- Provided records:

## begin

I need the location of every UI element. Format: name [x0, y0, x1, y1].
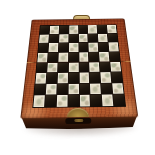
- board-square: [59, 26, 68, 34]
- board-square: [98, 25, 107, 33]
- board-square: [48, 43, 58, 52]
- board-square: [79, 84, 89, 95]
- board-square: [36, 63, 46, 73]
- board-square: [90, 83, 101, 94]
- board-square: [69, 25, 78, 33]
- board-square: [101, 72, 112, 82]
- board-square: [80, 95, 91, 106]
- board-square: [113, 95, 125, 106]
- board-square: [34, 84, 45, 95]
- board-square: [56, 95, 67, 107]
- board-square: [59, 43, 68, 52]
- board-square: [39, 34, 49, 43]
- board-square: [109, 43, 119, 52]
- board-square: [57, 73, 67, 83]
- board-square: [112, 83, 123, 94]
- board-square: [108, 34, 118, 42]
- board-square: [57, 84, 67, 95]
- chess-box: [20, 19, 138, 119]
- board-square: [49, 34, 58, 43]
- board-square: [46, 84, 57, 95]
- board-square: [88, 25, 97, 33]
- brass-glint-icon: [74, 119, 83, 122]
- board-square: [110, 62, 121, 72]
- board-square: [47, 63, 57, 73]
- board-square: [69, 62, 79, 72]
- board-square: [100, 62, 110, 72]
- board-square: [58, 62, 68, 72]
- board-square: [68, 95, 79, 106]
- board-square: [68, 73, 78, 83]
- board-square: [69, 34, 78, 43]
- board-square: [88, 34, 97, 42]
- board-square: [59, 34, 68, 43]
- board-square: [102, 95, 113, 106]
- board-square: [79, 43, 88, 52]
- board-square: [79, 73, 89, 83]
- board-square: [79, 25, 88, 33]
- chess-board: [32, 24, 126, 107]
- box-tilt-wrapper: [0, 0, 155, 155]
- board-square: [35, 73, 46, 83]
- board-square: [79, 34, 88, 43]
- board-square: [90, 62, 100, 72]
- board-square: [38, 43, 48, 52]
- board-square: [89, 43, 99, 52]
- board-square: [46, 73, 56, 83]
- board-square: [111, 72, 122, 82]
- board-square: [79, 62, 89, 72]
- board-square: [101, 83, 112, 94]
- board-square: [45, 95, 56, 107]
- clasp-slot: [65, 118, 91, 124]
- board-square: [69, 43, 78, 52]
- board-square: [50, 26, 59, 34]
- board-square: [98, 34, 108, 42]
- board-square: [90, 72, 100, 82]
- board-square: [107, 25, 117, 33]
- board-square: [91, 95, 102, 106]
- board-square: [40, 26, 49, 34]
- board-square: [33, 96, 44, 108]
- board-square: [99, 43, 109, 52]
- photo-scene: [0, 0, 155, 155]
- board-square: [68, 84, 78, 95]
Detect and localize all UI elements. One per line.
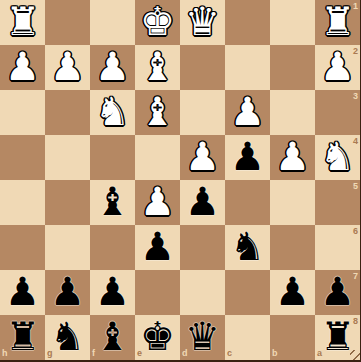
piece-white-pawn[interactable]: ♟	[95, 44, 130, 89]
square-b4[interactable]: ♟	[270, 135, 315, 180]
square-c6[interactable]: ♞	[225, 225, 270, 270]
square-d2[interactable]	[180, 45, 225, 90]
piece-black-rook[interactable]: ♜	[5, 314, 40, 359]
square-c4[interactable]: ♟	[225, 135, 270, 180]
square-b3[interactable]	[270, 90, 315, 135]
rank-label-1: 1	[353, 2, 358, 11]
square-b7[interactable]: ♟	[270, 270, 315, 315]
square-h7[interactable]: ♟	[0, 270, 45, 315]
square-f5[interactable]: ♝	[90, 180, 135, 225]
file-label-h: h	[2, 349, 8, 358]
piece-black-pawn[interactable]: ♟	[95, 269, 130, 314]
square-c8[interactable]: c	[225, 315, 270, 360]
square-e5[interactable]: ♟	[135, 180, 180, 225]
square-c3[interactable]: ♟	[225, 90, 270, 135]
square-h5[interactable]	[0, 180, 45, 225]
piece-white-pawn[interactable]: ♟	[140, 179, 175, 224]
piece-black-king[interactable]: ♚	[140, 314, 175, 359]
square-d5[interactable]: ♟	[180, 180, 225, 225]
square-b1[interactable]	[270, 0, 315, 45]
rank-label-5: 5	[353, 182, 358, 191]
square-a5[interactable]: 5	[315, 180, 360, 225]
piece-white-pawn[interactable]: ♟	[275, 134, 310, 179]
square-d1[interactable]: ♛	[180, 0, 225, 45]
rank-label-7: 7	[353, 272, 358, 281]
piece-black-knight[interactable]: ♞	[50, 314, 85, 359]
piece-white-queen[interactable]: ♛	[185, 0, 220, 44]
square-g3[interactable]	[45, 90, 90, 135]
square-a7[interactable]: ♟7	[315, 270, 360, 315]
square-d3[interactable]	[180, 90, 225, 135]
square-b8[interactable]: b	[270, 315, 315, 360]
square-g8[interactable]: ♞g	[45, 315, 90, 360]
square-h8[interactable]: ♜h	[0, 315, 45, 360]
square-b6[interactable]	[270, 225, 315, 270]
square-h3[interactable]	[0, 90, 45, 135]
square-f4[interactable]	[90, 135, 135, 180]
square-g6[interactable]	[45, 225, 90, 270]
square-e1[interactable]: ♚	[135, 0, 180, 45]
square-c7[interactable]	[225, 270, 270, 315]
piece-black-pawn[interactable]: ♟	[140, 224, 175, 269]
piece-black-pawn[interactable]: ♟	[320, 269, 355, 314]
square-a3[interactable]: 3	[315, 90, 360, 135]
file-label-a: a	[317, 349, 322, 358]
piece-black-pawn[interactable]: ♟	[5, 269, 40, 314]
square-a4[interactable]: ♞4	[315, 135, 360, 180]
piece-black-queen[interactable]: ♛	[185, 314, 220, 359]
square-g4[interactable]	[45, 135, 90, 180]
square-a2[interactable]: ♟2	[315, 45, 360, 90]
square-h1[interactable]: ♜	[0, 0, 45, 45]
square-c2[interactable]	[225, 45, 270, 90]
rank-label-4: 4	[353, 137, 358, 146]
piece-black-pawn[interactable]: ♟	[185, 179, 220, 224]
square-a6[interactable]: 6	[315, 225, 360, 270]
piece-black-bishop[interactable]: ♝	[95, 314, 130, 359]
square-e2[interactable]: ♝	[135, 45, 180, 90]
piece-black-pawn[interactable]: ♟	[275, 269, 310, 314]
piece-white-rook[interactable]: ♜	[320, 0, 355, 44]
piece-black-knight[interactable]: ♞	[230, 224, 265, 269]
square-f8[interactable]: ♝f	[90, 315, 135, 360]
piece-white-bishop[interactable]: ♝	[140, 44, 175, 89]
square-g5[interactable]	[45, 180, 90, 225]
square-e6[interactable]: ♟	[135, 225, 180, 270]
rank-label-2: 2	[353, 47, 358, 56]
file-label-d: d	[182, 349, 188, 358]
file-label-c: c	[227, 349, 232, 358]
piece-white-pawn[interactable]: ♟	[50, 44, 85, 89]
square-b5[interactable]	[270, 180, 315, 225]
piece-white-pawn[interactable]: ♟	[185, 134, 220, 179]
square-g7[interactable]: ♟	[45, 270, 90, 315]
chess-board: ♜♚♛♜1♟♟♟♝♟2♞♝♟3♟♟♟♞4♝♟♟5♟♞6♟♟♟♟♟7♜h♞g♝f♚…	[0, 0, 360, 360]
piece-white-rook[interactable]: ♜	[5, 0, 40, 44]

## end

- Stated problem: Rewrite the data above, replacing every "board-square" with "grid-tile" and changing nothing else. Omit the pictures from your answer.

- Written answer:
I need the location of every UI element. Format: name [x0, y0, x1, y1].
- grid-tile: [59, 26, 68, 34]
- grid-tile: [98, 25, 107, 33]
- grid-tile: [48, 43, 58, 52]
- grid-tile: [79, 84, 89, 95]
- grid-tile: [36, 63, 46, 73]
- grid-tile: [90, 83, 101, 94]
- grid-tile: [69, 25, 78, 33]
- grid-tile: [101, 72, 112, 82]
- grid-tile: [80, 95, 91, 106]
- grid-tile: [113, 95, 125, 106]
- grid-tile: [34, 84, 45, 95]
- grid-tile: [56, 95, 67, 107]
- grid-tile: [59, 43, 68, 52]
- grid-tile: [39, 34, 49, 43]
- grid-tile: [109, 43, 119, 52]
- grid-tile: [57, 73, 67, 83]
- grid-tile: [112, 83, 123, 94]
- grid-tile: [108, 34, 118, 42]
- grid-tile: [57, 84, 67, 95]
- chess-box: [20, 19, 138, 119]
- grid-tile: [49, 34, 58, 43]
- grid-tile: [46, 84, 57, 95]
- grid-tile: [88, 25, 97, 33]
- brass-glint-icon: [74, 119, 83, 122]
- grid-tile: [110, 62, 121, 72]
- grid-tile: [47, 63, 57, 73]
- grid-tile: [69, 62, 79, 72]
- grid-tile: [100, 62, 110, 72]
- grid-tile: [58, 62, 68, 72]
- grid-tile: [68, 95, 79, 106]
- grid-tile: [68, 73, 78, 83]
- grid-tile: [69, 34, 78, 43]
- grid-tile: [88, 34, 97, 42]
- grid-tile: [59, 34, 68, 43]
- grid-tile: [102, 95, 113, 106]
- grid-tile: [79, 43, 88, 52]
- grid-tile: [79, 73, 89, 83]
- grid-tile: [79, 25, 88, 33]
- chess-board: [32, 24, 126, 107]
- box-tilt-wrapper: [0, 0, 155, 155]
- grid-tile: [35, 73, 46, 83]
- grid-tile: [79, 34, 88, 43]
- grid-tile: [90, 62, 100, 72]
- grid-tile: [38, 43, 48, 52]
- grid-tile: [89, 43, 99, 52]
- grid-tile: [46, 73, 56, 83]
- grid-tile: [111, 72, 122, 82]
- grid-tile: [79, 62, 89, 72]
- grid-tile: [101, 83, 112, 94]
- grid-tile: [45, 95, 56, 107]
- clasp-slot: [65, 118, 91, 124]
- grid-tile: [69, 43, 78, 52]
- grid-tile: [50, 26, 59, 34]
- grid-tile: [98, 34, 108, 42]
- grid-tile: [90, 72, 100, 82]
- grid-tile: [107, 25, 117, 33]
- grid-tile: [91, 95, 102, 106]
- grid-tile: [40, 26, 49, 34]
- grid-tile: [33, 96, 44, 108]
- grid-tile: [99, 43, 109, 52]
- photo-scene: [0, 0, 155, 155]
- grid-tile: [68, 84, 78, 95]
Detect and localize all UI elements. One per line.
piece-white-pawn[interactable]: ♟	[95, 44, 130, 89]
square-b4[interactable]: ♟	[270, 135, 315, 180]
square-c6[interactable]: ♞	[225, 225, 270, 270]
square-d2[interactable]	[180, 45, 225, 90]
piece-black-rook[interactable]: ♜	[5, 314, 40, 359]
square-c4[interactable]: ♟	[225, 135, 270, 180]
square-b3[interactable]	[270, 90, 315, 135]
rank-label-1: 1	[353, 2, 358, 11]
square-b7[interactable]: ♟	[270, 270, 315, 315]
square-h7[interactable]: ♟	[0, 270, 45, 315]
square-f5[interactable]: ♝	[90, 180, 135, 225]
file-label-h: h	[2, 349, 8, 358]
piece-black-pawn[interactable]: ♟	[95, 269, 130, 314]
square-c8[interactable]: c	[225, 315, 270, 360]
square-e5[interactable]: ♟	[135, 180, 180, 225]
square-c3[interactable]: ♟	[225, 90, 270, 135]
square-h5[interactable]	[0, 180, 45, 225]
piece-white-pawn[interactable]: ♟	[140, 179, 175, 224]
piece-black-king[interactable]: ♚	[140, 314, 175, 359]
square-d5[interactable]: ♟	[180, 180, 225, 225]
square-b1[interactable]	[270, 0, 315, 45]
rank-label-5: 5	[353, 182, 358, 191]
square-a5[interactable]: 5	[315, 180, 360, 225]
piece-white-pawn[interactable]: ♟	[275, 134, 310, 179]
square-d1[interactable]: ♛	[180, 0, 225, 45]
rank-label-7: 7	[353, 272, 358, 281]
piece-black-knight[interactable]: ♞	[50, 314, 85, 359]
piece-white-queen[interactable]: ♛	[185, 0, 220, 44]
square-g3[interactable]	[45, 90, 90, 135]
square-a7[interactable]: ♟7	[315, 270, 360, 315]
square-d3[interactable]	[180, 90, 225, 135]
square-b8[interactable]: b	[270, 315, 315, 360]
square-g8[interactable]: ♞g	[45, 315, 90, 360]
square-h8[interactable]: ♜h	[0, 315, 45, 360]
square-b6[interactable]	[270, 225, 315, 270]
square-h3[interactable]	[0, 90, 45, 135]
square-f4[interactable]	[90, 135, 135, 180]
square-g6[interactable]	[45, 225, 90, 270]
square-e1[interactable]: ♚	[135, 0, 180, 45]
square-c7[interactable]	[225, 270, 270, 315]
piece-black-pawn[interactable]: ♟	[140, 224, 175, 269]
piece-black-pawn[interactable]: ♟	[320, 269, 355, 314]
square-a3[interactable]: 3	[315, 90, 360, 135]
file-label-a: a	[317, 349, 322, 358]
piece-black-pawn[interactable]: ♟	[5, 269, 40, 314]
square-a4[interactable]: ♞4	[315, 135, 360, 180]
piece-black-queen[interactable]: ♛	[185, 314, 220, 359]
square-g4[interactable]	[45, 135, 90, 180]
square-a2[interactable]: ♟2	[315, 45, 360, 90]
square-h1[interactable]: ♜	[0, 0, 45, 45]
square-c2[interactable]	[225, 45, 270, 90]
rank-label-4: 4	[353, 137, 358, 146]
piece-black-pawn[interactable]: ♟	[185, 179, 220, 224]
square-a6[interactable]: 6	[315, 225, 360, 270]
piece-black-bishop[interactable]: ♝	[95, 314, 130, 359]
square-e2[interactable]: ♝	[135, 45, 180, 90]
piece-black-pawn[interactable]: ♟	[275, 269, 310, 314]
piece-white-rook[interactable]: ♜	[320, 0, 355, 44]
piece-black-knight[interactable]: ♞	[230, 224, 265, 269]
square-f8[interactable]: ♝f	[90, 315, 135, 360]
piece-white-bishop[interactable]: ♝	[140, 44, 175, 89]
square-g5[interactable]	[45, 180, 90, 225]
square-e6[interactable]: ♟	[135, 225, 180, 270]
rank-label-2: 2	[353, 47, 358, 56]
file-label-d: d	[182, 349, 188, 358]
file-label-c: c	[227, 349, 232, 358]
piece-white-pawn[interactable]: ♟	[50, 44, 85, 89]
square-b5[interactable]	[270, 180, 315, 225]
piece-white-pawn[interactable]: ♟	[185, 134, 220, 179]
square-g7[interactable]: ♟	[45, 270, 90, 315]
chess-board: ♜♚♛♜1♟♟♟♝♟2♞♝♟3♟♟♟♞4♝♟♟5♟♞6♟♟♟♟♟7♜h♞g♝f♚…	[0, 0, 360, 360]
piece-white-rook[interactable]: ♜	[5, 0, 40, 44]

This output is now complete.